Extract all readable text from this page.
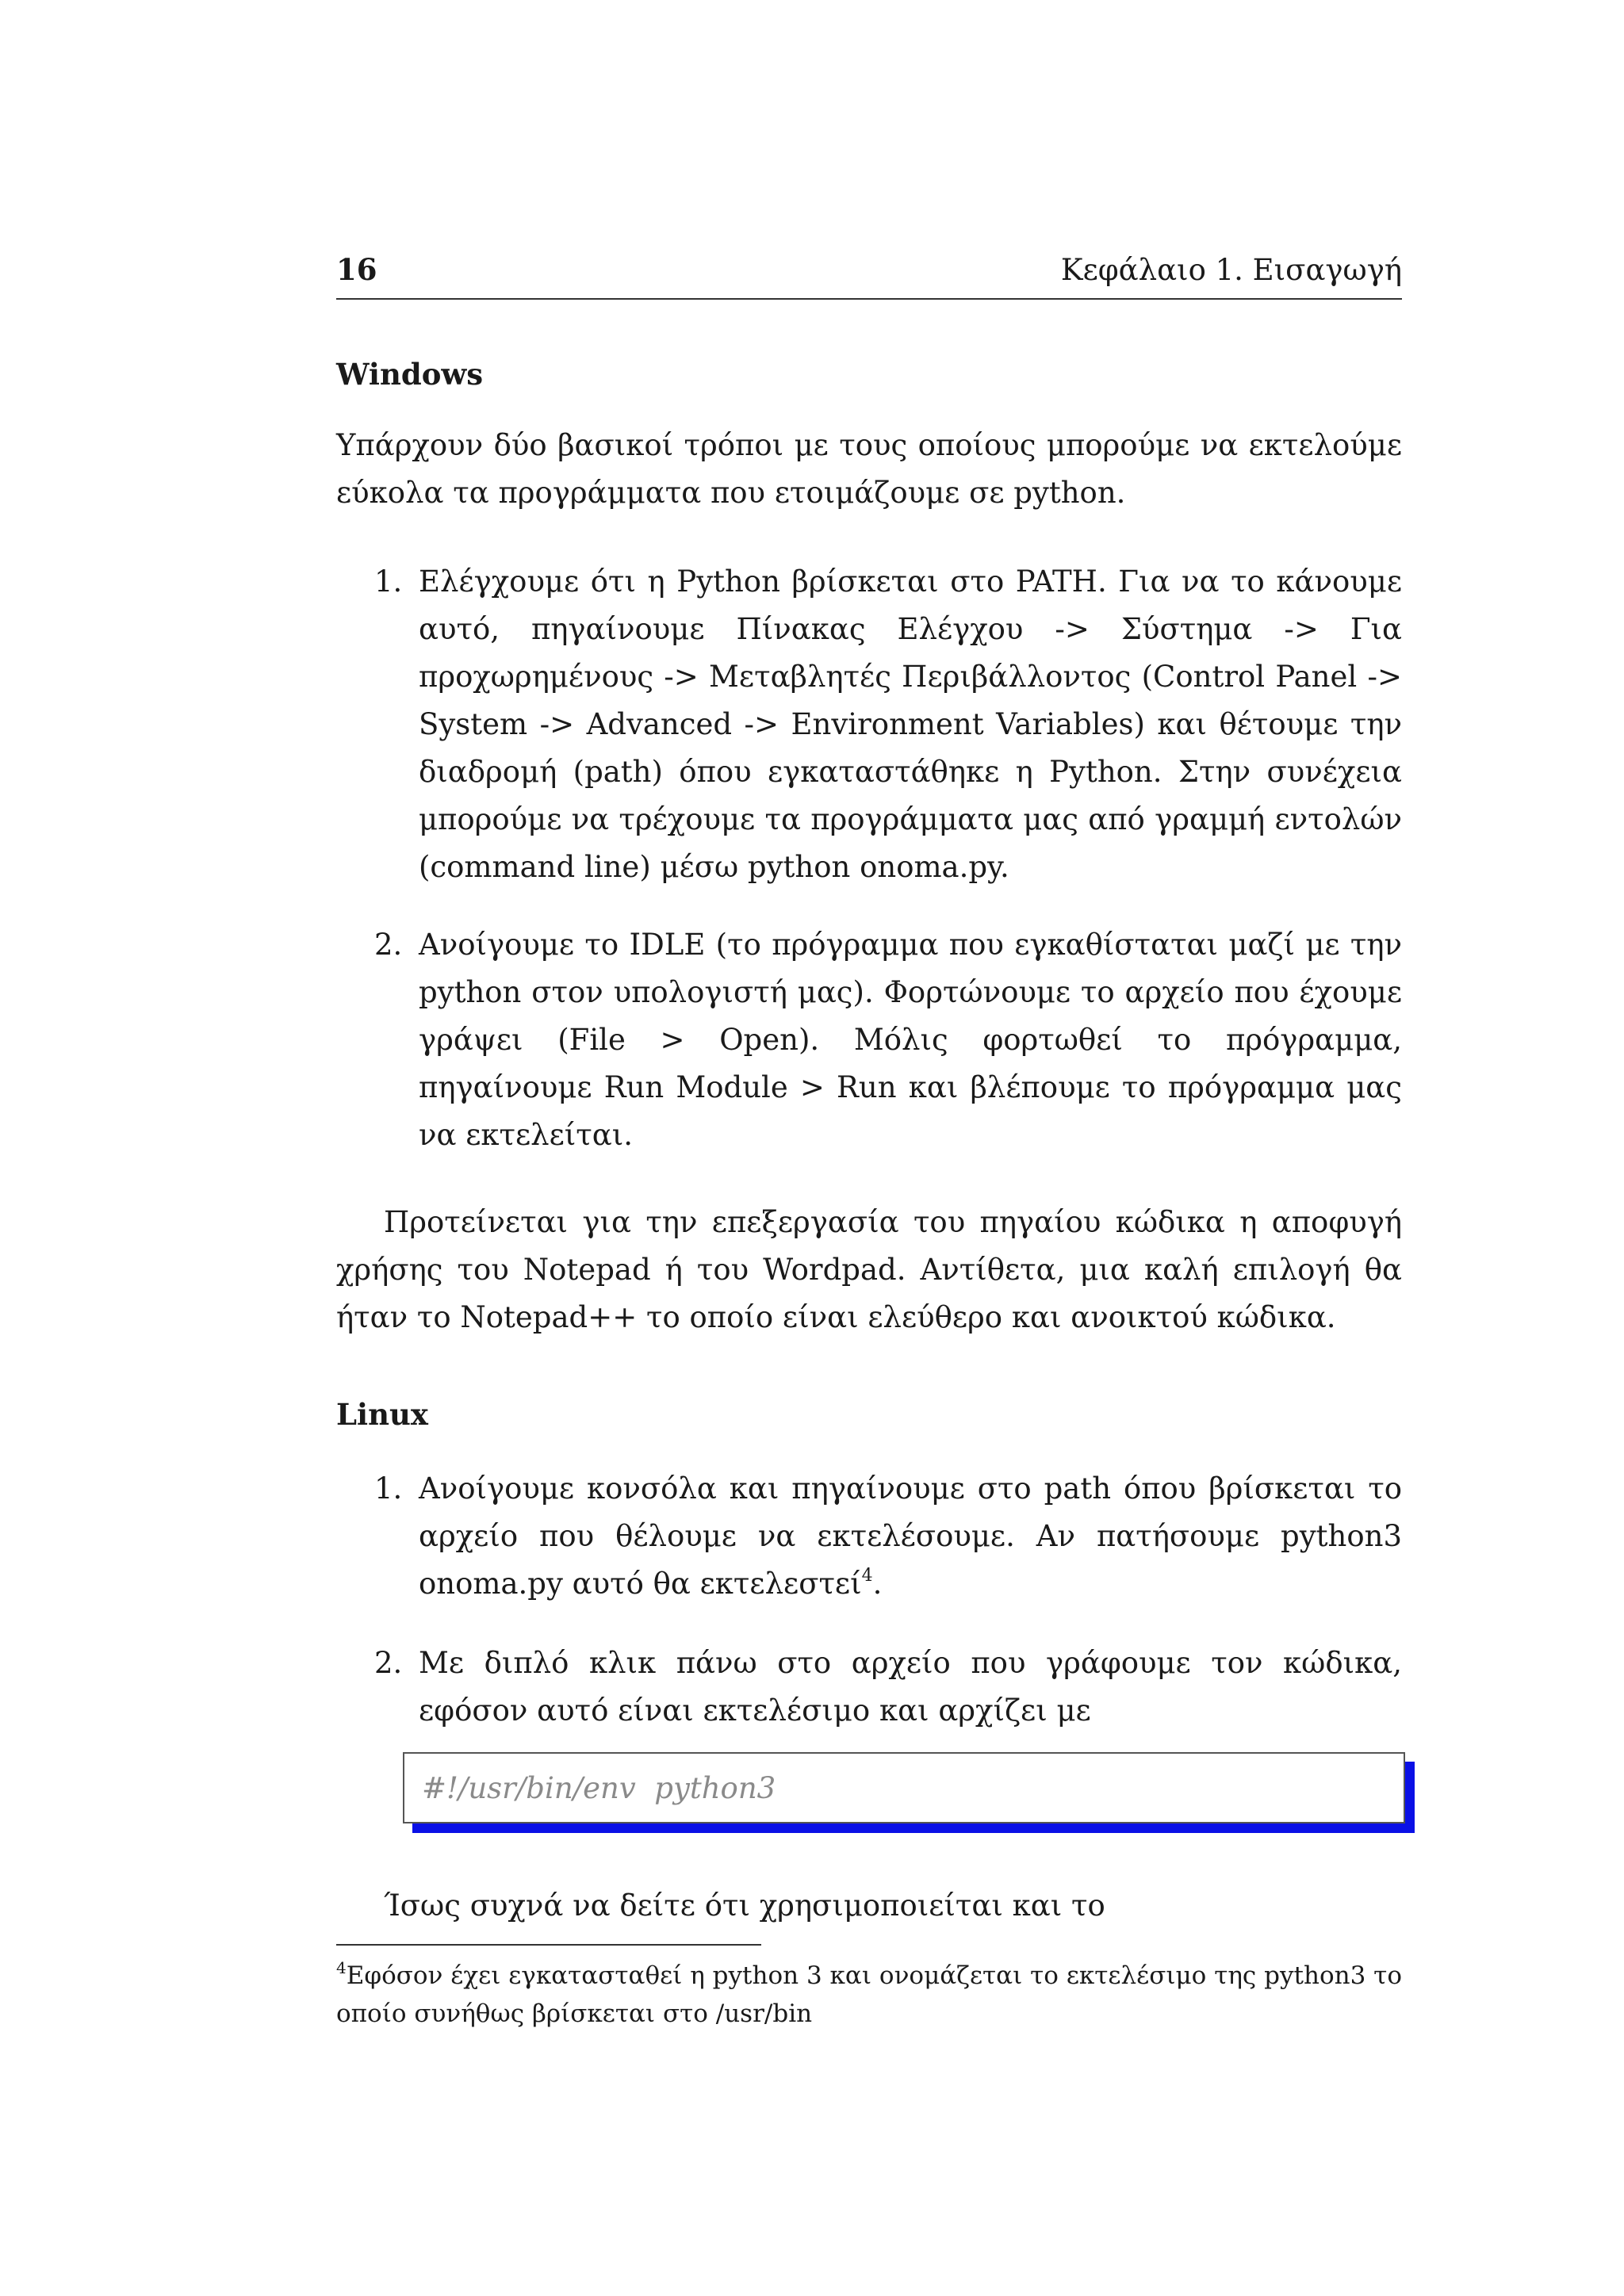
16	Κεφάλαιο 1. Εισαγωγή
Windows

Υπάρχουν δύο βασικοί τρόποι με τους οποίους μπορούμε να εκτελούμε εύκολα τα προγράμματα που ετοιμάζουμε σε python.

1. Ελέγχουμε ότι η Python βρίσκεται στο PATH. Για να το κάνουμε αυτό, πηγαίνουμε Πίνακας Ελέγχου -> Σύστημα -> Για προχωρημένους -> Μεταβλητές Περιβάλλοντος (Control Panel -> System -> Advanced -> Environment Variables) και θέτουμε την διαδρομή (path) όπου εγκαταστάθηκε η Python. Στην συνέχεια μπορούμε να τρέχουμε τα προγράμματα μας από γραμμή εντολών (command line) μέσω python onoma.py.
2. Ανοίγουμε το IDLE (το πρόγραμμα που εγκαθίσταται μαζί με την python στον υπολογιστή μας). Φορτώνουμε το αρχείο που έχουμε γράψει (File > Open). Μόλις φορτωθεί το πρόγραμμα, πηγαίνουμε Run Module > Run και βλέπουμε το πρόγραμμα μας να εκτελείται.

Προτείνεται για την επεξεργασία του πηγαίου κώδικα η αποφυγή χρήσης του Notepad ή του Wordpad. Αντίθετα, μια καλή επιλογή θα ήταν το Notepad++ το οποίο είναι ελεύθερο και ανοικτού κώδικα.

Linux
1. Ανοίγουμε κονσόλα και πηγαίνουμε στο path όπου βρίσκεται το αρχείο που θέλουμε να εκτελέσουμε. Αν πατήσουμε python3 onoma.py αυτό θα εκτελεστεί$^4$.
2. Με διπλό κλικ πάνω στο αρχείο που γράφουμε τον κώδικα, εφόσον αυτό είναι εκτελέσιμο και αρχίζει με
#!/usr/bin/env  python3

Ίσως συχνά να δείτε ότι χρησιμοποιείται και το

$^4$Εφόσον έχει εγκατασταθεί η python 3 και ονομάζεται το εκτελέσιμο της python3 το οποίο συνήθως βρίσκεται στο /usr/bin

* * *

**Task statement**
List all lines holding the string "αρχείο".

**Result**
2. Ανοίγουμε το IDLE (το πρόγραμμα που εγκαθίσταται μαζί με την python στον υπολογιστή μας). Φορτώνουμε το αρχείο που έχουμε γράψει (File > Open). Μόλις φορτωθεί το πρόγραμμα, πηγαίνουμε Run Module > Run και βλέπουμε το πρόγραμμα μας να εκτελείται.
1. Ανοίγουμε κονσόλα και πηγαίνουμε στο path όπου βρίσκεται το αρχείο που θέλουμε να εκτελέσουμε. Αν πατήσουμε python3 onoma.py αυτό θα εκτελεστεί$^4$.
2. Με διπλό κλικ πάνω στο αρχείο που γράφουμε τον κώδικα, εφόσον αυτό είναι εκτελέσιμο και αρχίζει με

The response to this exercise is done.